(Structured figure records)
==========

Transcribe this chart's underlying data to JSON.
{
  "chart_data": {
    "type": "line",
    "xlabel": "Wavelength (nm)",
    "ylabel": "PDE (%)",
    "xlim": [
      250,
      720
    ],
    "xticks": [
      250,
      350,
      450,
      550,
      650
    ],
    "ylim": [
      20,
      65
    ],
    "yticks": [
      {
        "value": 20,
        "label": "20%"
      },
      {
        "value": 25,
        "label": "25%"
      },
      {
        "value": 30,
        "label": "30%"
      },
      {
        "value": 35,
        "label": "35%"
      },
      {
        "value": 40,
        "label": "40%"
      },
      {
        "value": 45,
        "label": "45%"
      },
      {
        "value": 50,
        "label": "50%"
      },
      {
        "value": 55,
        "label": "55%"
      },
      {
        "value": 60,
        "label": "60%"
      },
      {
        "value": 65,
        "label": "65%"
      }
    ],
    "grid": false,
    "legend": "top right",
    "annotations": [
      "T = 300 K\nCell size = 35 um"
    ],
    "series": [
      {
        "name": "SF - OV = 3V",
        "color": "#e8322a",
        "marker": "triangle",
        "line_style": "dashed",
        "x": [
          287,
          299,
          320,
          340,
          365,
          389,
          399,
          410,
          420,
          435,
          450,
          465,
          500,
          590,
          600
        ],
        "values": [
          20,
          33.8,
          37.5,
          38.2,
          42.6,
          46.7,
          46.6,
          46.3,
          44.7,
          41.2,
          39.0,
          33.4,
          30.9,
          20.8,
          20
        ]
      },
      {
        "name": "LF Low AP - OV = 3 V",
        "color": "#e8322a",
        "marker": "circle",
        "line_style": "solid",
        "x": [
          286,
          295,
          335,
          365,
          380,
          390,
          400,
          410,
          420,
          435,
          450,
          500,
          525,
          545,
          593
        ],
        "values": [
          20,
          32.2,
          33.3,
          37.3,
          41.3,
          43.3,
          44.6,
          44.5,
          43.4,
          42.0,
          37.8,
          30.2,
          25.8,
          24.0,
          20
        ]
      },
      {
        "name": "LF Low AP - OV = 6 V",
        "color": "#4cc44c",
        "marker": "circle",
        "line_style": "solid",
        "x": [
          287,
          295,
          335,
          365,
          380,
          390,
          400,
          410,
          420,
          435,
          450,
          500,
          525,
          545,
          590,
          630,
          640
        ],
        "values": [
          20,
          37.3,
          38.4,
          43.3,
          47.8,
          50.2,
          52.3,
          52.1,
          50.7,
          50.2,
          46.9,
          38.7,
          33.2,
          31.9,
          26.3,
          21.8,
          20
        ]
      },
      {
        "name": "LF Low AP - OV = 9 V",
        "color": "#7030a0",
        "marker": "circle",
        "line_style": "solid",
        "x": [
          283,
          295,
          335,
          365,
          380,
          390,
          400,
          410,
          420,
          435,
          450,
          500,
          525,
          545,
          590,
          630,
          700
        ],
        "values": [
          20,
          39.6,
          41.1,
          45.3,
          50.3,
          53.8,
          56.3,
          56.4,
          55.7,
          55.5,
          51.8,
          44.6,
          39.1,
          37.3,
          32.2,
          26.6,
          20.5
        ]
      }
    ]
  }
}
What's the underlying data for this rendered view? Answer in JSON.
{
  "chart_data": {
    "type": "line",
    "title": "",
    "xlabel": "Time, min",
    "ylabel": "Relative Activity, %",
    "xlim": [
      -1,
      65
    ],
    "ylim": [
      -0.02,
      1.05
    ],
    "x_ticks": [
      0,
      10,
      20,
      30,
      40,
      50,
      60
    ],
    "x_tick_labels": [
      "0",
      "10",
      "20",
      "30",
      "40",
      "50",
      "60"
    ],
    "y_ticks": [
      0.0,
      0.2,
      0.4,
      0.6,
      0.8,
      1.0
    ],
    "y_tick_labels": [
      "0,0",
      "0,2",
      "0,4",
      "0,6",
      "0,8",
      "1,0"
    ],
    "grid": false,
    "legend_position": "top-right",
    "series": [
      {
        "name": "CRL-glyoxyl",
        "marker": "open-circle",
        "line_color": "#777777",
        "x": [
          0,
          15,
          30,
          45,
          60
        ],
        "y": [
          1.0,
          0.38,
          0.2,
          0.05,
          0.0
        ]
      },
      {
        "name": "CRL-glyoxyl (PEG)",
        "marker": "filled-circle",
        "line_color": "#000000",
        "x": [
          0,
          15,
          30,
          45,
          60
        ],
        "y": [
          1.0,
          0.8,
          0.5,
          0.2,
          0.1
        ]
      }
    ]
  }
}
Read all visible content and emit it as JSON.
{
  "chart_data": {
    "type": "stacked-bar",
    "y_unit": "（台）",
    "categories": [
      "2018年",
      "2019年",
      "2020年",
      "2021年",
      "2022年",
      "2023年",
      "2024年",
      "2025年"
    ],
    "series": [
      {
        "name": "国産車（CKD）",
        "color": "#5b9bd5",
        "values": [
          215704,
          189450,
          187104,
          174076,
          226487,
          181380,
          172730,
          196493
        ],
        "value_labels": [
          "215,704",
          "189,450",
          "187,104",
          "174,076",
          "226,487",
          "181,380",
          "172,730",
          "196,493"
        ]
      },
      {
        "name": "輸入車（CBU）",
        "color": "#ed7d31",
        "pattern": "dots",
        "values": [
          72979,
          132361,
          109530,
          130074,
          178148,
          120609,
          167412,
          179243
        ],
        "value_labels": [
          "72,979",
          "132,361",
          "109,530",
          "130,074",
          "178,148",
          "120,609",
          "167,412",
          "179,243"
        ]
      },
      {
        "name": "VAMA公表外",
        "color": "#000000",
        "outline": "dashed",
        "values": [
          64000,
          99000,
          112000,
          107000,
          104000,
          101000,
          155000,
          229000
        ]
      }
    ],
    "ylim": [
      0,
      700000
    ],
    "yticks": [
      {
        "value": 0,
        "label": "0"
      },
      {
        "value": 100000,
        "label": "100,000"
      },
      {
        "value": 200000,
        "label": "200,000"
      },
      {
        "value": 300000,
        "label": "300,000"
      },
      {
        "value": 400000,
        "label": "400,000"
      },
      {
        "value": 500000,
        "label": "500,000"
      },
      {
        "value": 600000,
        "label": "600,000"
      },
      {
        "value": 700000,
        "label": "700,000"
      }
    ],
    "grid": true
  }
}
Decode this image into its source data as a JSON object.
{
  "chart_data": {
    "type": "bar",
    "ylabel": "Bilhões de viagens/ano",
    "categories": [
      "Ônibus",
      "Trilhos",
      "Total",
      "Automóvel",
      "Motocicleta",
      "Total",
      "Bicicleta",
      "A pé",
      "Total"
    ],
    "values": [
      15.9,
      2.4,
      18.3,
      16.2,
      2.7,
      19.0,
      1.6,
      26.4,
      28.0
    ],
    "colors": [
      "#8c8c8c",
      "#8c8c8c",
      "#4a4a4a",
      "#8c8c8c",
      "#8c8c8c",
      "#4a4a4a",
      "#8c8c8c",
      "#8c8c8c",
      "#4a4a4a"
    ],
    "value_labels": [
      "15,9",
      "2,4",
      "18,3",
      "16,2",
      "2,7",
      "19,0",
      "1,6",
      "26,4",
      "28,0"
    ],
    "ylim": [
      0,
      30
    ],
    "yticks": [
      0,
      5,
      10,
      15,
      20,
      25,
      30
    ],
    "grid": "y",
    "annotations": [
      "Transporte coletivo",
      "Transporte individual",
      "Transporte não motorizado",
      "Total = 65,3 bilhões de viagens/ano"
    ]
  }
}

==========

__SET PROBLEM__.
In this exercise, repeat all entries exactly.

__COMPLETE OUTPUT__.
Transcribe this chart's underlying data to JSON.
{
  "chart_data": {
    "type": "line",
    "xlabel": "Wavelength (nm)",
    "ylabel": "PDE (%)",
    "xlim": [
      250,
      720
    ],
    "xticks": [
      250,
      350,
      450,
      550,
      650
    ],
    "ylim": [
      20,
      65
    ],
    "yticks": [
      {
        "value": 20,
        "label": "20%"
      },
      {
        "value": 25,
        "label": "25%"
      },
      {
        "value": 30,
        "label": "30%"
      },
      {
        "value": 35,
        "label": "35%"
      },
      {
        "value": 40,
        "label": "40%"
      },
      {
        "value": 45,
        "label": "45%"
      },
      {
        "value": 50,
        "label": "50%"
      },
      {
        "value": 55,
        "label": "55%"
      },
      {
        "value": 60,
        "label": "60%"
      },
      {
        "value": 65,
        "label": "65%"
      }
    ],
    "grid": false,
    "legend": "top right",
    "annotations": [
      "T = 300 K\nCell size = 35 um"
    ],
    "series": [
      {
        "name": "SF - OV = 3V",
        "color": "#e8322a",
        "marker": "triangle",
        "line_style": "dashed",
        "x": [
          287,
          299,
          320,
          340,
          365,
          389,
          399,
          410,
          420,
          435,
          450,
          465,
          500,
          590,
          600
        ],
        "values": [
          20,
          33.8,
          37.5,
          38.2,
          42.6,
          46.7,
          46.6,
          46.3,
          44.7,
          41.2,
          39.0,
          33.4,
          30.9,
          20.8,
          20
        ]
      },
      {
        "name": "LF Low AP - OV = 3 V",
        "color": "#e8322a",
        "marker": "circle",
        "line_style": "solid",
        "x": [
          286,
          295,
          335,
          365,
          380,
          390,
          400,
          410,
          420,
          435,
          450,
          500,
          525,
          545,
          593
        ],
        "values": [
          20,
          32.2,
          33.3,
          37.3,
          41.3,
          43.3,
          44.6,
          44.5,
          43.4,
          42.0,
          37.8,
          30.2,
          25.8,
          24.0,
          20
        ]
      },
      {
        "name": "LF Low AP - OV = 6 V",
        "color": "#4cc44c",
        "marker": "circle",
        "line_style": "solid",
        "x": [
          287,
          295,
          335,
          365,
          380,
          390,
          400,
          410,
          420,
          435,
          450,
          500,
          525,
          545,
          590,
          630,
          640
        ],
        "values": [
          20,
          37.3,
          38.4,
          43.3,
          47.8,
          50.2,
          52.3,
          52.1,
          50.7,
          50.2,
          46.9,
          38.7,
          33.2,
          31.9,
          26.3,
          21.8,
          20
        ]
      },
      {
        "name": "LF Low AP - OV = 9 V",
        "color": "#7030a0",
        "marker": "circle",
        "line_style": "solid",
        "x": [
          283,
          295,
          335,
          365,
          380,
          390,
          400,
          410,
          420,
          435,
          450,
          500,
          525,
          545,
          590,
          630,
          700
        ],
        "values": [
          20,
          39.6,
          41.1,
          45.3,
          50.3,
          53.8,
          56.3,
          56.4,
          55.7,
          55.5,
          51.8,
          44.6,
          39.1,
          37.3,
          32.2,
          26.6,
          20.5
        ]
      }
    ]
  }
}
What's the underlying data for this rendered view? Answer in JSON.
{
  "chart_data": {
    "type": "line",
    "title": "",
    "xlabel": "Time, min",
    "ylabel": "Relative Activity, %",
    "xlim": [
      -1,
      65
    ],
    "ylim": [
      -0.02,
      1.05
    ],
    "x_ticks": [
      0,
      10,
      20,
      30,
      40,
      50,
      60
    ],
    "x_tick_labels": [
      "0",
      "10",
      "20",
      "30",
      "40",
      "50",
      "60"
    ],
    "y_ticks": [
      0.0,
      0.2,
      0.4,
      0.6,
      0.8,
      1.0
    ],
    "y_tick_labels": [
      "0,0",
      "0,2",
      "0,4",
      "0,6",
      "0,8",
      "1,0"
    ],
    "grid": false,
    "legend_position": "top-right",
    "series": [
      {
        "name": "CRL-glyoxyl",
        "marker": "open-circle",
        "line_color": "#777777",
        "x": [
          0,
          15,
          30,
          45,
          60
        ],
        "y": [
          1.0,
          0.38,
          0.2,
          0.05,
          0.0
        ]
      },
      {
        "name": "CRL-glyoxyl (PEG)",
        "marker": "filled-circle",
        "line_color": "#000000",
        "x": [
          0,
          15,
          30,
          45,
          60
        ],
        "y": [
          1.0,
          0.8,
          0.5,
          0.2,
          0.1
        ]
      }
    ]
  }
}
Read all visible content and emit it as JSON.
{
  "chart_data": {
    "type": "stacked-bar",
    "y_unit": "（台）",
    "categories": [
      "2018年",
      "2019年",
      "2020年",
      "2021年",
      "2022年",
      "2023年",
      "2024年",
      "2025年"
    ],
    "series": [
      {
        "name": "国産車（CKD）",
        "color": "#5b9bd5",
        "values": [
          215704,
          189450,
          187104,
          174076,
          226487,
          181380,
          172730,
          196493
        ],
        "value_labels": [
          "215,704",
          "189,450",
          "187,104",
          "174,076",
          "226,487",
          "181,380",
          "172,730",
          "196,493"
        ]
      },
      {
        "name": "輸入車（CBU）",
        "color": "#ed7d31",
        "pattern": "dots",
        "values": [
          72979,
          132361,
          109530,
          130074,
          178148,
          120609,
          167412,
          179243
        ],
        "value_labels": [
          "72,979",
          "132,361",
          "109,530",
          "130,074",
          "178,148",
          "120,609",
          "167,412",
          "179,243"
        ]
      },
      {
        "name": "VAMA公表外",
        "color": "#000000",
        "outline": "dashed",
        "values": [
          64000,
          99000,
          112000,
          107000,
          104000,
          101000,
          155000,
          229000
        ]
      }
    ],
    "ylim": [
      0,
      700000
    ],
    "yticks": [
      {
        "value": 0,
        "label": "0"
      },
      {
        "value": 100000,
        "label": "100,000"
      },
      {
        "value": 200000,
        "label": "200,000"
      },
      {
        "value": 300000,
        "label": "300,000"
      },
      {
        "value": 400000,
        "label": "400,000"
      },
      {
        "value": 500000,
        "label": "500,000"
      },
      {
        "value": 600000,
        "label": "600,000"
      },
      {
        "value": 700000,
        "label": "700,000"
      }
    ],
    "grid": true
  }
}
Decode this image into its source data as a JSON object.
{
  "chart_data": {
    "type": "bar",
    "ylabel": "Bilhões de viagens/ano",
    "categories": [
      "Ônibus",
      "Trilhos",
      "Total",
      "Automóvel",
      "Motocicleta",
      "Total",
      "Bicicleta",
      "A pé",
      "Total"
    ],
    "values": [
      15.9,
      2.4,
      18.3,
      16.2,
      2.7,
      19.0,
      1.6,
      26.4,
      28.0
    ],
    "colors": [
      "#8c8c8c",
      "#8c8c8c",
      "#4a4a4a",
      "#8c8c8c",
      "#8c8c8c",
      "#4a4a4a",
      "#8c8c8c",
      "#8c8c8c",
      "#4a4a4a"
    ],
    "value_labels": [
      "15,9",
      "2,4",
      "18,3",
      "16,2",
      "2,7",
      "19,0",
      "1,6",
      "26,4",
      "28,0"
    ],
    "ylim": [
      0,
      30
    ],
    "yticks": [
      0,
      5,
      10,
      15,
      20,
      25,
      30
    ],
    "grid": "y",
    "annotations": [
      "Transporte coletivo",
      "Transporte individual",
      "Transporte não motorizado",
      "Total = 65,3 bilhões de viagens/ano"
    ]
  }
}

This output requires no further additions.